### Goal
From the entries below, extract every line that includes the word "marker".

╭─ Data provided

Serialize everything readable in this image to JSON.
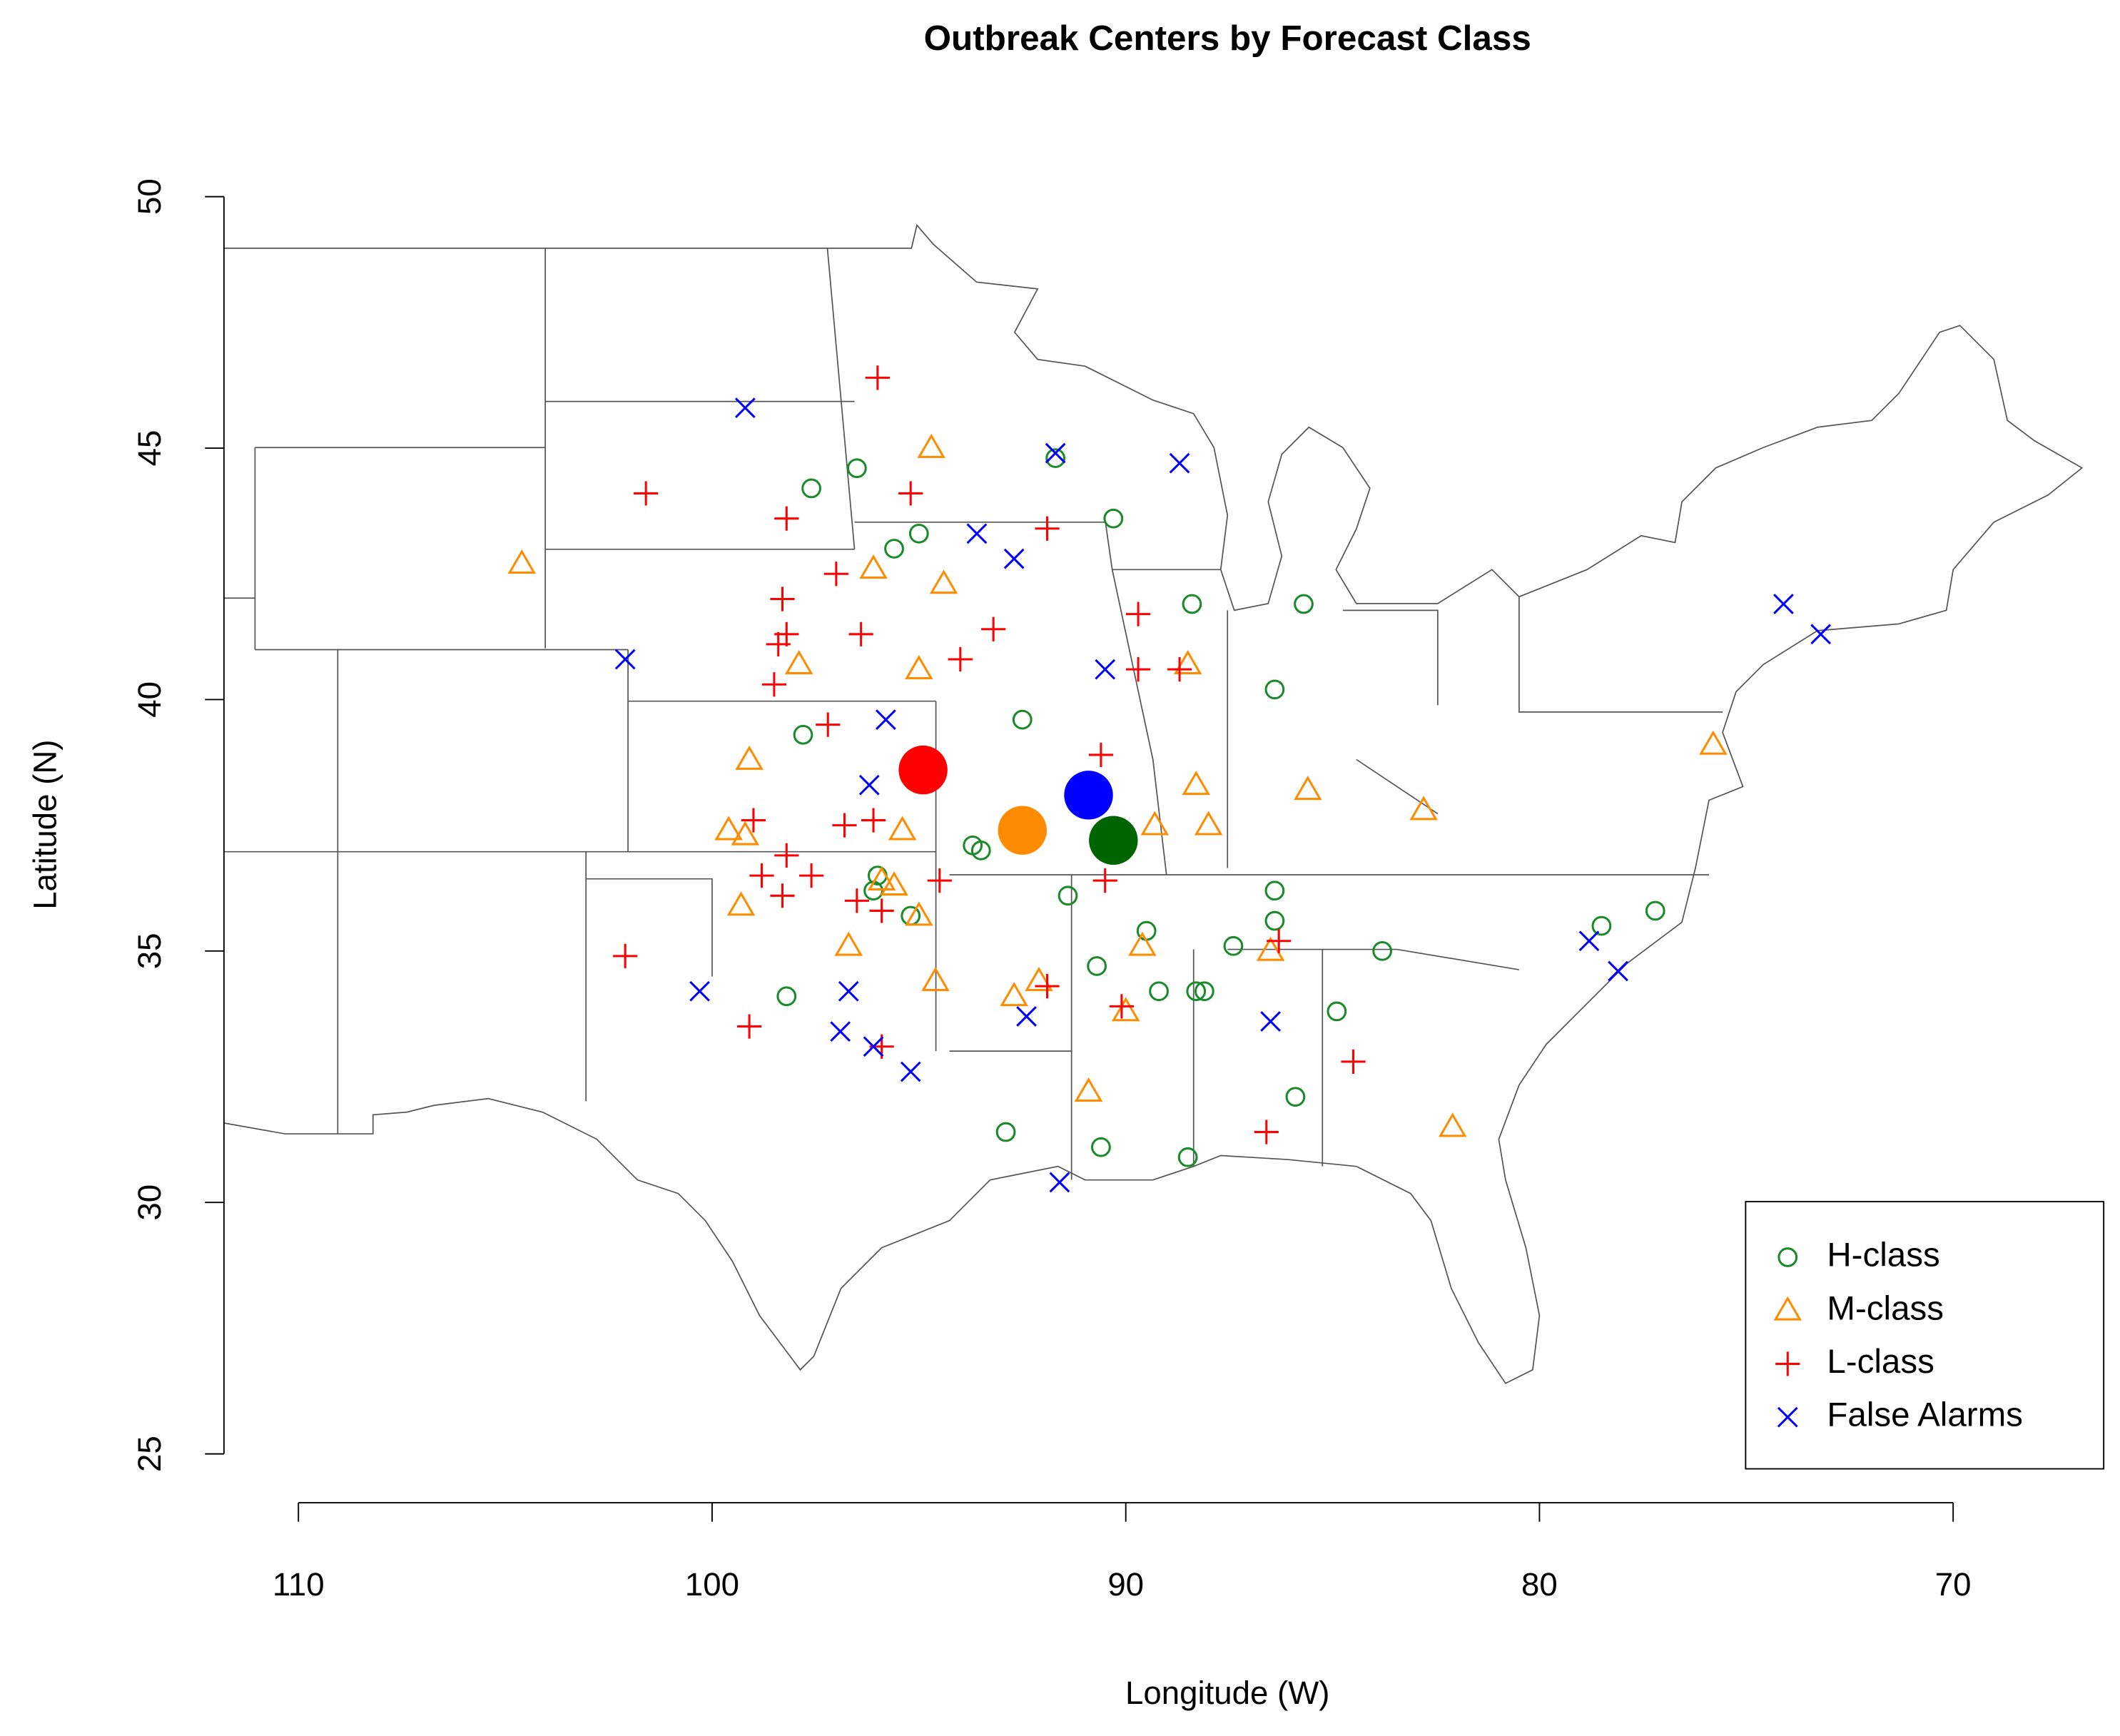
{
  "chart_data": {
    "type": "scatter",
    "title": "Outbreak Centers by Forecast Class",
    "x_label": "Longitude (W)",
    "y_label": "Latitude (N)",
    "xlim": [
      111.8,
      66.5
    ],
    "ylim": [
      25,
      50
    ],
    "xticks": [
      110,
      100,
      90,
      80,
      70
    ],
    "yticks": [
      25,
      30,
      35,
      40,
      45,
      50
    ],
    "legend": "bottomright",
    "series": [
      {
        "name": "H-class",
        "color": "#1a8a2a",
        "marker": "circle",
        "x": [
          97.6,
          96.5,
          91.7,
          90.3,
          95.0,
          95.6,
          88.4,
          85.7,
          86.4,
          92.5,
          97.8,
          93.7,
          93.5,
          96.0,
          96.1,
          95.2,
          91.4,
          86.4,
          86.4,
          89.5,
          90.7,
          87.4,
          83.8,
          78.5,
          77.2,
          98.2,
          89.2,
          88.3,
          88.1,
          84.9,
          85.9,
          92.9,
          90.6,
          88.5
        ],
        "y": [
          44.2,
          44.6,
          44.8,
          43.6,
          43.3,
          43.0,
          41.9,
          41.9,
          40.2,
          39.6,
          39.3,
          37.1,
          37.0,
          36.5,
          36.2,
          35.7,
          36.1,
          36.2,
          35.6,
          35.4,
          34.7,
          35.1,
          35.0,
          35.5,
          35.8,
          34.1,
          34.2,
          34.2,
          34.2,
          33.8,
          32.1,
          31.4,
          31.1,
          30.9
        ]
      },
      {
        "name": "M-class",
        "color": "#ff8c00",
        "marker": "triangle",
        "x": [
          104.6,
          94.7,
          94.4,
          96.1,
          97.9,
          95.0,
          88.5,
          99.1,
          75.8,
          99.6,
          99.2,
          99.3,
          95.4,
          88.3,
          89.3,
          88.0,
          85.6,
          82.8,
          95.9,
          95.6,
          95.0,
          96.7,
          94.6,
          92.7,
          92.1,
          86.5,
          89.6,
          90.0,
          90.9,
          82.1
        ],
        "y": [
          42.7,
          45.0,
          42.3,
          42.6,
          40.7,
          40.6,
          40.7,
          38.8,
          39.1,
          37.4,
          37.3,
          35.9,
          37.4,
          38.3,
          37.5,
          37.5,
          38.2,
          37.8,
          36.4,
          36.3,
          35.7,
          35.1,
          34.4,
          34.1,
          34.4,
          35.0,
          35.1,
          33.8,
          32.2,
          31.5
        ]
      },
      {
        "name": "L-class",
        "color": "#ff0000",
        "marker": "plus",
        "x": [
          96.0,
          101.6,
          95.2,
          98.2,
          91.9,
          97.0,
          98.3,
          96.4,
          98.2,
          93.2,
          94.0,
          89.7,
          98.4,
          89.7,
          88.7,
          98.5,
          97.2,
          90.6,
          99.0,
          96.8,
          96.1,
          98.2,
          97.6,
          98.8,
          98.3,
          96.5,
          94.5,
          90.5,
          95.9,
          102.1,
          99.1,
          95.9,
          91.9,
          90.1,
          86.3,
          84.5,
          86.6
        ],
        "y": [
          46.4,
          44.1,
          44.1,
          43.6,
          43.4,
          42.5,
          42.0,
          41.3,
          41.3,
          41.4,
          40.8,
          41.7,
          41.1,
          40.6,
          40.6,
          40.3,
          39.5,
          38.9,
          37.6,
          37.5,
          37.6,
          36.9,
          36.5,
          36.5,
          36.1,
          36.0,
          36.4,
          36.4,
          35.8,
          34.9,
          33.5,
          33.1,
          34.3,
          33.9,
          35.2,
          32.8,
          31.4
        ]
      },
      {
        "name": "False Alarms",
        "color": "#0000ff",
        "marker": "x",
        "x": [
          99.2,
          91.7,
          88.7,
          93.6,
          92.7,
          102.1,
          90.5,
          95.8,
          96.2,
          74.1,
          73.2,
          100.3,
          96.7,
          96.9,
          96.1,
          95.2,
          92.4,
          86.5,
          78.8,
          78.1,
          91.6
        ],
        "y": [
          45.8,
          44.9,
          44.7,
          43.3,
          42.8,
          40.8,
          40.6,
          39.6,
          38.3,
          41.9,
          41.3,
          34.2,
          34.2,
          33.4,
          33.1,
          32.6,
          33.7,
          33.6,
          35.2,
          34.6,
          30.4
        ]
      }
    ],
    "centers": [
      {
        "color": "#ff0000",
        "x": 94.9,
        "y": 38.6
      },
      {
        "color": "#ff8c00",
        "x": 92.5,
        "y": 37.4
      },
      {
        "color": "#0000ff",
        "x": 90.9,
        "y": 38.1
      },
      {
        "color": "#006400",
        "x": 90.3,
        "y": 37.2
      }
    ]
  }
}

╰─

### Solution for this task
        "marker": "circle",
        "marker": "triangle",
        "marker": "plus",
        "marker": "x",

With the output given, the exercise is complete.